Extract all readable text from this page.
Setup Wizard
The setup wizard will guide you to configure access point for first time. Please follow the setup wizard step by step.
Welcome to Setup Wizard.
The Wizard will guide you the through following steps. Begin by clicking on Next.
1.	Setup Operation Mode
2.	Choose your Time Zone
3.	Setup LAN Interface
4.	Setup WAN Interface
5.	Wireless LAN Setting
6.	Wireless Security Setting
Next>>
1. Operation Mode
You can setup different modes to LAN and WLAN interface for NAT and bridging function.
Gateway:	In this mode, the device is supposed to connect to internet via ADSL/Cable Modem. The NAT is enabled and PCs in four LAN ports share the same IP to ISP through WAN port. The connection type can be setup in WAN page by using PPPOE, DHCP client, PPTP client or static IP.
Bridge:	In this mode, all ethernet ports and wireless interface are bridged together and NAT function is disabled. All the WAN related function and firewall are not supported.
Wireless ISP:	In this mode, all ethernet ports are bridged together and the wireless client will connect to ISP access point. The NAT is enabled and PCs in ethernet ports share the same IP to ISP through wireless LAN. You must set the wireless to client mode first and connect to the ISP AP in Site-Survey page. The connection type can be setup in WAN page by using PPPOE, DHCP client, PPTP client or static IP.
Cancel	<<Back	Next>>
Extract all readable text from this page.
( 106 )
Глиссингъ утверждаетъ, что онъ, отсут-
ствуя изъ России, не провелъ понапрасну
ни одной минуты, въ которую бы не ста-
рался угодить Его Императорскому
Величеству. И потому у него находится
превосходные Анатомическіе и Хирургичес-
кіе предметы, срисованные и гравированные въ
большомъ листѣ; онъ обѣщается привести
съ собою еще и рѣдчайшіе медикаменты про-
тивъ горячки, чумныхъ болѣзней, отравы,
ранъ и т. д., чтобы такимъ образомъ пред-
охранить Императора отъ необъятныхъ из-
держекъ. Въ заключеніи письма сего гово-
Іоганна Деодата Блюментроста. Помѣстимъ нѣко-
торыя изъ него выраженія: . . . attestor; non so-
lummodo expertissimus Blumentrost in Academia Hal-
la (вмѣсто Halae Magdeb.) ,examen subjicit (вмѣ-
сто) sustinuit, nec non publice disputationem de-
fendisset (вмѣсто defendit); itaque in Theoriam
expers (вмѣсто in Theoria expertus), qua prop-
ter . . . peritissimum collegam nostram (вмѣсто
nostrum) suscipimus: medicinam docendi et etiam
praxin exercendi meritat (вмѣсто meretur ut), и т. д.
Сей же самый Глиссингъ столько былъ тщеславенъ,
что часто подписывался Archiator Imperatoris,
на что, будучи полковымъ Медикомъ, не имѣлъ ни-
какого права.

★ ★ ★ ★ ★ ★ ★

*THE TASK*. Return all the data exactly as given.

*FINISHED EXERCISE*.
Extract all readable text from this page.
Setup Wizard
The setup wizard will guide you to configure access point for first time. Please follow the setup wizard step by step.
Welcome to Setup Wizard.
The Wizard will guide you the through following steps. Begin by clicking on Next.
1.	Setup Operation Mode
2.	Choose your Time Zone
3.	Setup LAN Interface
4.	Setup WAN Interface
5.	Wireless LAN Setting
6.	Wireless Security Setting
Next>>
1. Operation Mode
You can setup different modes to LAN and WLAN interface for NAT and bridging function.
Gateway:	In this mode, the device is supposed to connect to internet via ADSL/Cable Modem. The NAT is enabled and PCs in four LAN ports share the same IP to ISP through WAN port. The connection type can be setup in WAN page by using PPPOE, DHCP client, PPTP client or static IP.
Bridge:	In this mode, all ethernet ports and wireless interface are bridged together and NAT function is disabled. All the WAN related function and firewall are not supported.
Wireless ISP:	In this mode, all ethernet ports are bridged together and the wireless client will connect to ISP access point. The NAT is enabled and PCs in ethernet ports share the same IP to ISP through wireless LAN. You must set the wireless to client mode first and connect to the ISP AP in Site-Survey page. The connection type can be setup in WAN page by using PPPOE, DHCP client, PPTP client or static IP.
Cancel	<<Back	Next>>
Extract all readable text from this page.
( 106 )
Глиссингъ утверждаетъ, что онъ, отсут-
ствуя изъ России, не провелъ понапрасну
ни одной минуты, въ которую бы не ста-
рался угодить Его Императорскому
Величеству. И потому у него находится
превосходные Анатомическіе и Хирургичес-
кіе предметы, срисованные и гравированные въ
большомъ листѣ; онъ обѣщается привести
съ собою еще и рѣдчайшіе медикаменты про-
тивъ горячки, чумныхъ болѣзней, отравы,
ранъ и т. д., чтобы такимъ образомъ пред-
охранить Императора отъ необъятныхъ из-
держекъ. Въ заключеніи письма сего гово-
Іоганна Деодата Блюментроста. Помѣстимъ нѣко-
торыя изъ него выраженія: . . . attestor; non so-
lummodo expertissimus Blumentrost in Academia Hal-
la (вмѣсто Halae Magdeb.) ,examen subjicit (вмѣ-
сто) sustinuit, nec non publice disputationem de-
fendisset (вмѣсто defendit); itaque in Theoriam
expers (вмѣсто in Theoria expertus), qua prop-
ter . . . peritissimum collegam nostram (вмѣсто
nostrum) suscipimus: medicinam docendi et etiam
praxin exercendi meritat (вмѣсто meretur ut), и т. д.
Сей же самый Глиссингъ столько былъ тщеславенъ,
что часто подписывался Archiator Imperatoris,
на что, будучи полковымъ Медикомъ, не имѣлъ ни-
какого права.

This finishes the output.